Lista de atividades —
(a) No texto sobre o ritmo da atividade econômica, acima de qual preço do barril de petróleo os economistas veem risco de pressões significativas sobre os preços domésticos?
(b) Atualize o texto sobre o ritmo da atividade econômica em todo o trecho desde "Para começar, a" até "em patamar inferior.", substituindo "agropecuária" por "indústria".
(c) Escreva a continuação do texto sobre as projeções da economia brasileira a partir do ponto em que ele para.

Trecho citado —
Projeções e o Ritmo da Atividade Econômica

Para começar, a expectativa geral é de um primeiro semestre com impulso, seguido por esmorecimento na segunda metade do ano. Inicialmente, setores como a agropecuária e medidas de incentivo governamental devem sustentar a atividade. No entanto, conforme dados do Instituto Brasileiro de Geografia e Estatística (IBGE), o padrão observado em 2025, com crescimento de 2,3%, tende a se repetir, porém em patamar inferior.

Projeções de Crescimento do PIB para 2026:

  • Banco Daycoval: 1,9%
  • Pantheon Macroeconomics: 1,8%
  • Suno Research: 1,8%
  • Ministério da Fazenda: 2,3%
Fonte: Análises de instituições financeiras e governo.

O Impacto das Incertezas Geopolíticas e do Petróleo

Além disso, o cenário internacional adiciona uma camada complexa de cautela. O conflito no Oriente Médio, com ataques ao Irã, gera preocupações sobre o fluxo de petróleo e gás. Por um lado, esse contexto pode beneficiar a balança comercial brasileira, tornando exportações de commodities agrícolas e petróleo mais atrativas, especialmente com um câmbio depreciado.

Por outro lado, existe o risco inflacionário. Economistas alertam que um preço do barril de petróleo sustentado acima de US$ 95 poderia transmitir pressões significativas para os preços domésticos. Entretanto, a avaliação predominante é de que, apesar de volatilidade, uma explosão prolongada nos preços não é o cenário mais provável atualmente.

Eleições Presidenciais e a Postura do Banco Central

Da mesma forma, o calendário eleitoral é um fator crítico para a segunda metade do ano. A expectativa é que os estímulos fiscais se concentrem no primeiro semestre. Consequentemente, no último trimestre, um “efeito espera” pode se instalar entre agentes econômicos, que aguardarão a definição do cenário político pós-eleição, que mostra empate técnico em pesquisas de intenção de voto.

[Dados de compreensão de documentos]
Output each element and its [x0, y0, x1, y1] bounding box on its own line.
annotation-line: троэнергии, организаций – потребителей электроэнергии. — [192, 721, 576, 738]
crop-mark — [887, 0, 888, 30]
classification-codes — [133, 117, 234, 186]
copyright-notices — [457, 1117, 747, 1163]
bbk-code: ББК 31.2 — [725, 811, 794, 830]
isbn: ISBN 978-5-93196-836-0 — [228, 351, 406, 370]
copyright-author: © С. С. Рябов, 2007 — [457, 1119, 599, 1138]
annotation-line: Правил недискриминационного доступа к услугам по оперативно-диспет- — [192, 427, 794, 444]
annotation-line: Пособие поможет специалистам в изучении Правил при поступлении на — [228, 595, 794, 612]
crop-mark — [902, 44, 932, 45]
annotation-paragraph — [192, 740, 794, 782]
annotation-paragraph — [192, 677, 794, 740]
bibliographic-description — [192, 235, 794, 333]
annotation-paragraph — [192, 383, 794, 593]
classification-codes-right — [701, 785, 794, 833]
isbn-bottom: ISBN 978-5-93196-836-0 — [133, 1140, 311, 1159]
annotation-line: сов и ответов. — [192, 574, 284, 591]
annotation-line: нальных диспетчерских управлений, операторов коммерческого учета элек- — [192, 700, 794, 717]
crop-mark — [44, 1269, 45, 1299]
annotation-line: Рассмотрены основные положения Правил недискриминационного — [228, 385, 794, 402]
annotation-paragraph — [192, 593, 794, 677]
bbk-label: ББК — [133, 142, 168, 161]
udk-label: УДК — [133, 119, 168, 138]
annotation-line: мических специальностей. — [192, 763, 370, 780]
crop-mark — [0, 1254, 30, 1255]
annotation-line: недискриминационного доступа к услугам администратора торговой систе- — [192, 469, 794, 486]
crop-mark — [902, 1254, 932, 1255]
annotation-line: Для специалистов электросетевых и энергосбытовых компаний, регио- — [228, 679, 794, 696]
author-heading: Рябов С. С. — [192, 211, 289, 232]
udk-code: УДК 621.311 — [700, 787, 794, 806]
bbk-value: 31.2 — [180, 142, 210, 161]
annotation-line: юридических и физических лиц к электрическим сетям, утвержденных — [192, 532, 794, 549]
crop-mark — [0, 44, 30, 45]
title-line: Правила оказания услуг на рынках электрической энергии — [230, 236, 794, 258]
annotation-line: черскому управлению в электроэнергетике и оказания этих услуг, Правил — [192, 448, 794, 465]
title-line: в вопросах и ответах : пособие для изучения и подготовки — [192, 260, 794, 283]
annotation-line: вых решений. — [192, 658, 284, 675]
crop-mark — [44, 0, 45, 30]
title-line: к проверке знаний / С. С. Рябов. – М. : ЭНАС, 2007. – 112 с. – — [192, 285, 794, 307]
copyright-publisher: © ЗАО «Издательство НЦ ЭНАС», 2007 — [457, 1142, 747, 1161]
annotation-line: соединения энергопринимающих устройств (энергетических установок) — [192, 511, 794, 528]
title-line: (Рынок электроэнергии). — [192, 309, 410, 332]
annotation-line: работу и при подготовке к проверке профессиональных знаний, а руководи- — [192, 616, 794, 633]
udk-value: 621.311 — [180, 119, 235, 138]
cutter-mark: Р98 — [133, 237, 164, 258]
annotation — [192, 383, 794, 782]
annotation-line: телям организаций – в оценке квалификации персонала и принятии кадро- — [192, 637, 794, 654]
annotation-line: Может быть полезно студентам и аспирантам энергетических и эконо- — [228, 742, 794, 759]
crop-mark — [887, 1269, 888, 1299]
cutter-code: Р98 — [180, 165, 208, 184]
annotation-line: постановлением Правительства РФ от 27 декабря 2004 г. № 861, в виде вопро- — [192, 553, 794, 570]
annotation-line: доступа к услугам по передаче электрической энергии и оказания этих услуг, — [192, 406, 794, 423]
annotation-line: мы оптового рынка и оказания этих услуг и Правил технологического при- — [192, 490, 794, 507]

Respostas dos exercícios —
(a) Acima de US$ 95.

(b)
Para começar, a expectativa geral é de um primeiro semestre com impulso, seguido por esmorecimento na segunda metade do ano. Inicialmente, setores como a indústria e medidas de incentivo governamental devem sustentar a atividade. No entanto, conforme dados do Instituto Brasileiro de Geografia e Estatística (IBGE), o padrão observado em 2025, com crescimento de 2,3%, tende a se repetir, porém em patamar inferior.

(c)
Portanto, essa combinação de fatores também influencia a política monetária. Apesar da expectativa de início do ciclo de cortes da taxa Selic pelo Banco Central, a magnitude e a velocidade do afrouxamento podem ser mais moderadas. A cautela aumentará se as pressões inflacionárias externas se materializarem, limitando o impulso que os juros mais baixos poderiam dar à economia no segundo semestre.

Conclusão: Um Ano de Transição e Cautela

Em resumo, 2026 se configura como um ano de transição e desaceleração controlada para a economia brasileira. O crescimento será sustentado por setores específicos e estímulos iniciais, mas esbarrará no freio duplo das incertezas externas e da tensão eleitoral interna. A principal consequência para consumidores, empresas e o governo será a necessidade de uma postura mais cautelosa e seletiva em decisões de investimento e consumo ao longo do ano.